### Exercise
In the data below, find each line containing the string "International" and return it.
━━━ Stored data
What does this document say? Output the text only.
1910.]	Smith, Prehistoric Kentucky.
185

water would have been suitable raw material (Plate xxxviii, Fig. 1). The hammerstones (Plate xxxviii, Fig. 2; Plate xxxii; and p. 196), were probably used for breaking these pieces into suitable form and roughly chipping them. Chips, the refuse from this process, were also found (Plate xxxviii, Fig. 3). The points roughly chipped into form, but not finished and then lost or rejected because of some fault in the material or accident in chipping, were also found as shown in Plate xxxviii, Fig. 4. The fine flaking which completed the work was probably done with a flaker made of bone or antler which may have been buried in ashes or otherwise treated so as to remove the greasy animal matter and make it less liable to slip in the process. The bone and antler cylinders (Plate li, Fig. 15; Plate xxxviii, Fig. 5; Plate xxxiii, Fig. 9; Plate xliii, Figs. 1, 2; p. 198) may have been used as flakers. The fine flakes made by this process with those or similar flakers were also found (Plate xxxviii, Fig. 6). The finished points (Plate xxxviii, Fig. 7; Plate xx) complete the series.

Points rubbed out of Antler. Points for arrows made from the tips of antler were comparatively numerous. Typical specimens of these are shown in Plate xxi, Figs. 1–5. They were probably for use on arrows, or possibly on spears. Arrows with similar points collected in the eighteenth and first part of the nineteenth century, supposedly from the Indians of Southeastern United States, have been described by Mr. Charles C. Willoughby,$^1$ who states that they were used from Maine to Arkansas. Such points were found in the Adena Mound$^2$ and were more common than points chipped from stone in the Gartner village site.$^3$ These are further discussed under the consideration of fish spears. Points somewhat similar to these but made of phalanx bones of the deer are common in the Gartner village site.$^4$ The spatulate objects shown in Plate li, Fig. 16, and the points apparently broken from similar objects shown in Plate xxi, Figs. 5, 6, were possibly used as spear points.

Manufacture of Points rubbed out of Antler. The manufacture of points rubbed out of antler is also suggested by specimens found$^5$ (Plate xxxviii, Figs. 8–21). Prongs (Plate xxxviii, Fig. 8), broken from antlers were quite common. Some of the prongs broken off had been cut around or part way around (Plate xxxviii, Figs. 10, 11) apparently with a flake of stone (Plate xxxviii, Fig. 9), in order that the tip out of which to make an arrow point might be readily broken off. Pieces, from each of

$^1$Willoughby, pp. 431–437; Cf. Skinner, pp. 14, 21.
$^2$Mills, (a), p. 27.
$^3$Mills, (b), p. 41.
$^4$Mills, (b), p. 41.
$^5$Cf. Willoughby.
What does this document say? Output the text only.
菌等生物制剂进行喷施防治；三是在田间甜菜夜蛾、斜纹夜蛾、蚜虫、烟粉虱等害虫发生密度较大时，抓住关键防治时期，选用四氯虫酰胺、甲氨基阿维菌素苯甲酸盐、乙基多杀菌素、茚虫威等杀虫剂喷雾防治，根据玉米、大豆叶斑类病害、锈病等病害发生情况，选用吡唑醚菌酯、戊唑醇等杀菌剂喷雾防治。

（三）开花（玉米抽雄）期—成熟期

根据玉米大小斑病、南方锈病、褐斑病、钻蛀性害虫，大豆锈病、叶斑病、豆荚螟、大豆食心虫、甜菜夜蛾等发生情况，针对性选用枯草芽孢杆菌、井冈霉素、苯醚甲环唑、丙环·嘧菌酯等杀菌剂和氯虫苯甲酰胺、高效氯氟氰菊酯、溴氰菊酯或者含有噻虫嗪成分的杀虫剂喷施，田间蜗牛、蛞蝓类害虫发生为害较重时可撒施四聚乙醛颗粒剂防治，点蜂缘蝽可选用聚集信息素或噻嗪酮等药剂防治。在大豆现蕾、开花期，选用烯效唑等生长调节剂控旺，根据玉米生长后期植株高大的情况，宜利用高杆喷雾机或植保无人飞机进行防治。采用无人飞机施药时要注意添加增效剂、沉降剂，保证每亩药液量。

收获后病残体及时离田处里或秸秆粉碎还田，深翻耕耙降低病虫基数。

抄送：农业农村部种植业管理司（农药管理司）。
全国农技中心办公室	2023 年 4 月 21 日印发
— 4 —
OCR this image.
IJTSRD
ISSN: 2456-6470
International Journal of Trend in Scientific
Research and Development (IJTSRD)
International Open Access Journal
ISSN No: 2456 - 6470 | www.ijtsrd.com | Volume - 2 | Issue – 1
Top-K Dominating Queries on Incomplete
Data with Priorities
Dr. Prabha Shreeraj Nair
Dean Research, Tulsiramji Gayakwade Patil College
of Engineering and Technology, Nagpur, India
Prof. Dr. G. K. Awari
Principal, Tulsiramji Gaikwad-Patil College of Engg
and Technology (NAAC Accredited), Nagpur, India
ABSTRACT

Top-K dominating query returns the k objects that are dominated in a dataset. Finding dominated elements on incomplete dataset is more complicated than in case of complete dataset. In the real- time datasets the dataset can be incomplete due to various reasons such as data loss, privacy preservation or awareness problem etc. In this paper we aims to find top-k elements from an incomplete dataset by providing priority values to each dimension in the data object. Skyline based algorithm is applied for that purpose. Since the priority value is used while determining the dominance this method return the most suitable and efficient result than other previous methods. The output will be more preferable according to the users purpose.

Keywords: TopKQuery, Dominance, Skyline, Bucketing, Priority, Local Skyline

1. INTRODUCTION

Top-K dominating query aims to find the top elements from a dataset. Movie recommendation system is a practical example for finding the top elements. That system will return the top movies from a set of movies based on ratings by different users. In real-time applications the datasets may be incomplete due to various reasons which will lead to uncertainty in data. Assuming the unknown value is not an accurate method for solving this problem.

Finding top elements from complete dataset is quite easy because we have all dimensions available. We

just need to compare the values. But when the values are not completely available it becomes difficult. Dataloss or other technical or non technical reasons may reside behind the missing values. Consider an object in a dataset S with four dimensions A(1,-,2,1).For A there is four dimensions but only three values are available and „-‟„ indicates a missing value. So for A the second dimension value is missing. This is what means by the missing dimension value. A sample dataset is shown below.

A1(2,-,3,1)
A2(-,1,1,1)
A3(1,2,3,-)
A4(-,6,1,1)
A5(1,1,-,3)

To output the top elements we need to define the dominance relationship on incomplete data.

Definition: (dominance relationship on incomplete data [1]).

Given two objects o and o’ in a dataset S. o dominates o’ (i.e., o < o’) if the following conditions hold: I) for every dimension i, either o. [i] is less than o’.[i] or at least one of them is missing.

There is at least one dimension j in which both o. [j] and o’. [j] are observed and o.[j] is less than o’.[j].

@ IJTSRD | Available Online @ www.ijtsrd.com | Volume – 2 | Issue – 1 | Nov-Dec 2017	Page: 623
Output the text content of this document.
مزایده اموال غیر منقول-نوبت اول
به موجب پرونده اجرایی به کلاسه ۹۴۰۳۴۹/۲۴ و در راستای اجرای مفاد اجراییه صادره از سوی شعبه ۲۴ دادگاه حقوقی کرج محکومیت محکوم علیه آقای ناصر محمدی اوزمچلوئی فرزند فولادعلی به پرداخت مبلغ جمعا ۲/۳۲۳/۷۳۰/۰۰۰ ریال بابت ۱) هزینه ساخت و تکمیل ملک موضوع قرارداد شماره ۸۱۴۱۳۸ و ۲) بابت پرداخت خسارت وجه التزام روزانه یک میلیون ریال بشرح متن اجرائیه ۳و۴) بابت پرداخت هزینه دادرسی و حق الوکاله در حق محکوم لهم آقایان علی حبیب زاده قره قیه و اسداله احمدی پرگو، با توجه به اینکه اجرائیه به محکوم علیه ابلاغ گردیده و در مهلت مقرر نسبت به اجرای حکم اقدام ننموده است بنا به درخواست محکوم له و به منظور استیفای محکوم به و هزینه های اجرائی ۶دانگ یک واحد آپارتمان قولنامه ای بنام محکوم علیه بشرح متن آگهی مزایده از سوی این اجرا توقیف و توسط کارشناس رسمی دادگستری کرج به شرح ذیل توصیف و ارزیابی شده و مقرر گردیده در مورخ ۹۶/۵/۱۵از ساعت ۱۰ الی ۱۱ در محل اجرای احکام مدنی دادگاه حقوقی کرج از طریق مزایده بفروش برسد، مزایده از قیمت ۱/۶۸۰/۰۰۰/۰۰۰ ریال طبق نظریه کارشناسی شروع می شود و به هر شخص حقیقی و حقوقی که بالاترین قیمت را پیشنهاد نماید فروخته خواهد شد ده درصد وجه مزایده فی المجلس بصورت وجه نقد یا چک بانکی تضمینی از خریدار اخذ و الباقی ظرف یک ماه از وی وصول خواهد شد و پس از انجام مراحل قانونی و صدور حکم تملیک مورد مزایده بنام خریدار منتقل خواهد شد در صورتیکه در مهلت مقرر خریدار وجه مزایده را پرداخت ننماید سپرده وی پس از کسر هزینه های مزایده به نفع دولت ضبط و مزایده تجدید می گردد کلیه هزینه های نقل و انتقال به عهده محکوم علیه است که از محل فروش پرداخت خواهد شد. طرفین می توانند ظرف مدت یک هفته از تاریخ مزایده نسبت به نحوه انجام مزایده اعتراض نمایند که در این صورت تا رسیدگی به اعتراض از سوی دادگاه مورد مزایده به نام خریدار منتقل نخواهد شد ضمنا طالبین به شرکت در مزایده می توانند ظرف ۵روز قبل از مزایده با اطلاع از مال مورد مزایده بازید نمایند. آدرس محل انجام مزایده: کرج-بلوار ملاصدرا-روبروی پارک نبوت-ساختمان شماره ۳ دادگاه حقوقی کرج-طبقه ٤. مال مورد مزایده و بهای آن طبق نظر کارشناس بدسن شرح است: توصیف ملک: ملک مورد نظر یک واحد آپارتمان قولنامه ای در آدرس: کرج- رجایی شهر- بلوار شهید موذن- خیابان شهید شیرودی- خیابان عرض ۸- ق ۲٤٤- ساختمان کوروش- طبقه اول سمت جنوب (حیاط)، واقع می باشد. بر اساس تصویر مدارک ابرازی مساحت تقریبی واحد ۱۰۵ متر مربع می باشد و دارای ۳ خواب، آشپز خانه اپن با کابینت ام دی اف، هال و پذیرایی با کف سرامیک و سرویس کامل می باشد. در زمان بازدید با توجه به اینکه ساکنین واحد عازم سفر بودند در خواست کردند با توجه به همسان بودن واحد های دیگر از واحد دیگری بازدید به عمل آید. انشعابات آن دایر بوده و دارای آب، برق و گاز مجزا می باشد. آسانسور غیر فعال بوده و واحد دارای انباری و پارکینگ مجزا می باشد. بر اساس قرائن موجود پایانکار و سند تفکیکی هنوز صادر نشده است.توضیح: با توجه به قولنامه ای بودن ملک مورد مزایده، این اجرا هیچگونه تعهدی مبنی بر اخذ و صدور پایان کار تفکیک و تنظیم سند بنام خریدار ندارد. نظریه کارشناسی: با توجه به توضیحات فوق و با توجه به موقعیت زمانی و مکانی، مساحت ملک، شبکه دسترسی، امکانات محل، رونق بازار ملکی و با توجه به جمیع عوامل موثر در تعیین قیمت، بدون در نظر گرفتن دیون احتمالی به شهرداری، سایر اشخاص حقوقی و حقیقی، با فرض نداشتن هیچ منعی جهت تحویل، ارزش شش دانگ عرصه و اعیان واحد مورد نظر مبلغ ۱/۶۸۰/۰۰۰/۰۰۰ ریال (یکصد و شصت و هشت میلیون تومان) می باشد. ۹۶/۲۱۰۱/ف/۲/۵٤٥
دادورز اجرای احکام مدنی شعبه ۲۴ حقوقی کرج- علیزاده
━━━━━━
### Expected output
International Journal of Trend in Scientific
International Open Access Journal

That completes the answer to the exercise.